Word for word, restate every line of the material.

[Material provided start]

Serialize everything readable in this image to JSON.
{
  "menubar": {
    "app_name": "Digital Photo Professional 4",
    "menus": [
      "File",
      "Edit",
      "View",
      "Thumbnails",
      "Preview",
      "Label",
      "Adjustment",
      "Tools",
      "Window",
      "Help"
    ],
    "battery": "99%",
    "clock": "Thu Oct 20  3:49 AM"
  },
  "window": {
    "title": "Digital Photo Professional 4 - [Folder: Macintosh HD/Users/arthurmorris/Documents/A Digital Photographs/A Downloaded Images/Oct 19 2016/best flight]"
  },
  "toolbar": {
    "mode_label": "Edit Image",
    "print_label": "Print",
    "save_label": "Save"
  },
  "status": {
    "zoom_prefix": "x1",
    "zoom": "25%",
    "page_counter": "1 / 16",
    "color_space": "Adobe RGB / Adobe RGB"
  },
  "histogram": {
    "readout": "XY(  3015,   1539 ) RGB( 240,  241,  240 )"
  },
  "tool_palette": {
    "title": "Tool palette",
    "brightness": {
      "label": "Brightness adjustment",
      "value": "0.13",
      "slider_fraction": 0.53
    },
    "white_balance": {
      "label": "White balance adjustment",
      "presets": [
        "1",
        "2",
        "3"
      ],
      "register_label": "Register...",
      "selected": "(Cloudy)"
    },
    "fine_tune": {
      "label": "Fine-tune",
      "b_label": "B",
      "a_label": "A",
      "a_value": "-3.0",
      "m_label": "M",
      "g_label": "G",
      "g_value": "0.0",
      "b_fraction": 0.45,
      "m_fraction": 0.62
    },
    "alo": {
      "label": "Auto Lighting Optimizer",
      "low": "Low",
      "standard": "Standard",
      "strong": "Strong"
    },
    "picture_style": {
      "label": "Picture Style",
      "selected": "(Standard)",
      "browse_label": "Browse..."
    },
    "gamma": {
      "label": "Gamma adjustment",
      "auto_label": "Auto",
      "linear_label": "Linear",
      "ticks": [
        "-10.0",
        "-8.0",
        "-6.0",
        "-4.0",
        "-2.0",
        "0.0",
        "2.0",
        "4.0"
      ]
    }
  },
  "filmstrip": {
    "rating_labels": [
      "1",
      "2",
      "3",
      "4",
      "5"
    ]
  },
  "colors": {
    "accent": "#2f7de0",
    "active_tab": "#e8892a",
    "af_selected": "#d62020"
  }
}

[Material provided end]

## Response to the exercise:
Serialize everything readable in this image to JSON.
{
  "menubar": {
    "app_name": "Digital Photo Professional 4",
    "menus": [
      "File",
      "Edit",
      "View",
      "Thumbnails",
      "Preview",
      "Label",
      "Adjustment",
      "Tools",
      "Window",
      "Help"
    ],
    "battery": "99%",
    "clock": "Thu Oct 20  3:49 AM"
  },
  "window": {
    "title": "Digital Photo Professional 4 - [Folder: Macintosh HD/Users/arthurmorris/Documents/A Digital Photographs/A Downloaded Images/Oct 19 2016/best flight]"
  },
  "toolbar": {
    "mode_label": "Edit Image",
    "print_label": "Print",
    "save_label": "Save"
  },
  "status": {
    "zoom_prefix": "x1",
    "zoom": "25%",
    "page_counter": "1 / 16",
    "color_space": "Adobe RGB / Adobe RGB"
  },
  "histogram": {
    "readout": "XY(  3015,   1539 ) RGB( 240,  241,  240 )"
  },
  "tool_palette": {
    "title": "Tool palette",
    "brightness": {
      "label": "Brightness adjustment",
      "value": "0.13",
      "slider_fraction": 0.53
    },
    "white_balance": {
      "label": "White balance adjustment",
      "presets": [
        "1",
        "2",
        "3"
      ],
      "register_label": "Register...",
      "selected": "(Cloudy)"
    },
    "fine_tune": {
      "label": "Fine-tune",
      "b_label": "B",
      "a_label": "A",
      "a_value": "-3.0",
      "m_label": "M",
      "g_label": "G",
      "g_value": "0.0",
      "b_fraction": 0.45,
      "m_fraction": 0.62
    },
    "alo": {
      "label": "Auto Lighting Optimizer",
      "low": "Low",
      "standard": "Standard",
      "strong": "Strong"
    },
    "picture_style": {
      "label": "Picture Style",
      "selected": "(Standard)",
      "browse_label": "Browse..."
    },
    "gamma": {
      "label": "Gamma adjustment",
      "auto_label": "Auto",
      "linear_label": "Linear",
      "ticks": [
        "-10.0",
        "-8.0",
        "-6.0",
        "-4.0",
        "-2.0",
        "0.0",
        "2.0",
        "4.0"
      ]
    }
  },
  "filmstrip": {
    "rating_labels": [
      "1",
      "2",
      "3",
      "4",
      "5"
    ]
  },
  "colors": {
    "accent": "#2f7de0",
    "active_tab": "#e8892a",
    "af_selected": "#d62020"
  }
}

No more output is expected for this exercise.